* [WRITTEN TASK]:
Retype all of the data. Every line must match exactly.

--*--

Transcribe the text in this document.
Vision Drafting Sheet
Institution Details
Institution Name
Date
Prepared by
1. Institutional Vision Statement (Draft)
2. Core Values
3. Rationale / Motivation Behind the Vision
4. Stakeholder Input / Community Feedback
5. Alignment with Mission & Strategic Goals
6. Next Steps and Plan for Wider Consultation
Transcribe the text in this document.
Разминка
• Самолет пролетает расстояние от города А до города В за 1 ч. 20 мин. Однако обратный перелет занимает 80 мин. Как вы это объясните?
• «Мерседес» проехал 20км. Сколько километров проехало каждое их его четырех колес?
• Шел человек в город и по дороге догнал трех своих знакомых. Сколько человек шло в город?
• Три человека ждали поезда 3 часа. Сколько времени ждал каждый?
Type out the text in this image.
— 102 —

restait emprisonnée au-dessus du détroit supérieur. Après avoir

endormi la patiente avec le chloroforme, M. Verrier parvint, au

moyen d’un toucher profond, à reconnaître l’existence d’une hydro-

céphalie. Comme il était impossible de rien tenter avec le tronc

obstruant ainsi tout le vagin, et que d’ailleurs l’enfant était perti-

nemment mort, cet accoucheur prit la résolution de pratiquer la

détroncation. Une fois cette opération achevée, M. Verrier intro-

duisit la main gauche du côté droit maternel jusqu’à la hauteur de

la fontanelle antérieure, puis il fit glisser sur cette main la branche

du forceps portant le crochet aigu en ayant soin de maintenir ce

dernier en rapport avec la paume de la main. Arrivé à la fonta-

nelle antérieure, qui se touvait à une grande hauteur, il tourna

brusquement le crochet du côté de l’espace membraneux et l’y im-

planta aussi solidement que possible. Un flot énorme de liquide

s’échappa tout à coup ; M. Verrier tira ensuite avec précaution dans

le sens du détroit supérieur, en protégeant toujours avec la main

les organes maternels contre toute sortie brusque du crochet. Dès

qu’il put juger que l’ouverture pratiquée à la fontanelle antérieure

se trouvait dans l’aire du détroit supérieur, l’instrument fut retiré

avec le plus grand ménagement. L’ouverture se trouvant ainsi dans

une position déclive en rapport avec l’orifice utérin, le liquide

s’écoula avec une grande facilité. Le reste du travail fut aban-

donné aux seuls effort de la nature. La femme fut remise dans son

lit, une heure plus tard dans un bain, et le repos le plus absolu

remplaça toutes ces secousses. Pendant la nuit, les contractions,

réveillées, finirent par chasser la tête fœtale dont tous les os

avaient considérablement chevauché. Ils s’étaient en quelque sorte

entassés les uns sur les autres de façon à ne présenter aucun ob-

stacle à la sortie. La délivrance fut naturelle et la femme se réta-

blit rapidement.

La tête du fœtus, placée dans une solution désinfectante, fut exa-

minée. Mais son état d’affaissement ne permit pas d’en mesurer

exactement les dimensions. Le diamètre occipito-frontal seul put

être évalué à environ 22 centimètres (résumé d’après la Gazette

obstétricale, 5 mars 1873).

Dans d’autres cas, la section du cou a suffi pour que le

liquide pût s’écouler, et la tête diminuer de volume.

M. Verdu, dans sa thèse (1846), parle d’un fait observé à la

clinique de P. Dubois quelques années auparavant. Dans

--*--

* [EXERCISE OUTPUT]:
Transcribe the text in this document.
Vision Drafting Sheet
Institution Details
Institution Name
Date
Prepared by
1. Institutional Vision Statement (Draft)
2. Core Values
3. Rationale / Motivation Behind the Vision
4. Stakeholder Input / Community Feedback
5. Alignment with Mission & Strategic Goals
6. Next Steps and Plan for Wider Consultation
Transcribe the text in this document.
Разминка
• Самолет пролетает расстояние от города А до города В за 1 ч. 20 мин. Однако обратный перелет занимает 80 мин. Как вы это объясните?
• «Мерседес» проехал 20км. Сколько километров проехало каждое их его четырех колес?
• Шел человек в город и по дороге догнал трех своих знакомых. Сколько человек шло в город?
• Три человека ждали поезда 3 часа. Сколько времени ждал каждый?
Type out the text in this image.
— 102 —

restait emprisonnée au-dessus du détroit supérieur. Après avoir

endormi la patiente avec le chloroforme, M. Verrier parvint, au

moyen d’un toucher profond, à reconnaître l’existence d’une hydro-

céphalie. Comme il était impossible de rien tenter avec le tronc

obstruant ainsi tout le vagin, et que d’ailleurs l’enfant était perti-

nemment mort, cet accoucheur prit la résolution de pratiquer la

détroncation. Une fois cette opération achevée, M. Verrier intro-

duisit la main gauche du côté droit maternel jusqu’à la hauteur de

la fontanelle antérieure, puis il fit glisser sur cette main la branche

du forceps portant le crochet aigu en ayant soin de maintenir ce

dernier en rapport avec la paume de la main. Arrivé à la fonta-

nelle antérieure, qui se touvait à une grande hauteur, il tourna

brusquement le crochet du côté de l’espace membraneux et l’y im-

planta aussi solidement que possible. Un flot énorme de liquide

s’échappa tout à coup ; M. Verrier tira ensuite avec précaution dans

le sens du détroit supérieur, en protégeant toujours avec la main

les organes maternels contre toute sortie brusque du crochet. Dès

qu’il put juger que l’ouverture pratiquée à la fontanelle antérieure

se trouvait dans l’aire du détroit supérieur, l’instrument fut retiré

avec le plus grand ménagement. L’ouverture se trouvant ainsi dans

une position déclive en rapport avec l’orifice utérin, le liquide

s’écoula avec une grande facilité. Le reste du travail fut aban-

donné aux seuls effort de la nature. La femme fut remise dans son

lit, une heure plus tard dans un bain, et le repos le plus absolu

remplaça toutes ces secousses. Pendant la nuit, les contractions,

réveillées, finirent par chasser la tête fœtale dont tous les os

avaient considérablement chevauché. Ils s’étaient en quelque sorte

entassés les uns sur les autres de façon à ne présenter aucun ob-

stacle à la sortie. La délivrance fut naturelle et la femme se réta-

blit rapidement.

La tête du fœtus, placée dans une solution désinfectante, fut exa-

minée. Mais son état d’affaissement ne permit pas d’en mesurer

exactement les dimensions. Le diamètre occipito-frontal seul put

être évalué à environ 22 centimètres (résumé d’après la Gazette

obstétricale, 5 mars 1873).

Dans d’autres cas, la section du cou a suffi pour que le

liquide pût s’écouler, et la tête diminuer de volume.

M. Verdu, dans sa thèse (1846), parle d’un fait observé à la

clinique de P. Dubois quelques années auparavant. Dans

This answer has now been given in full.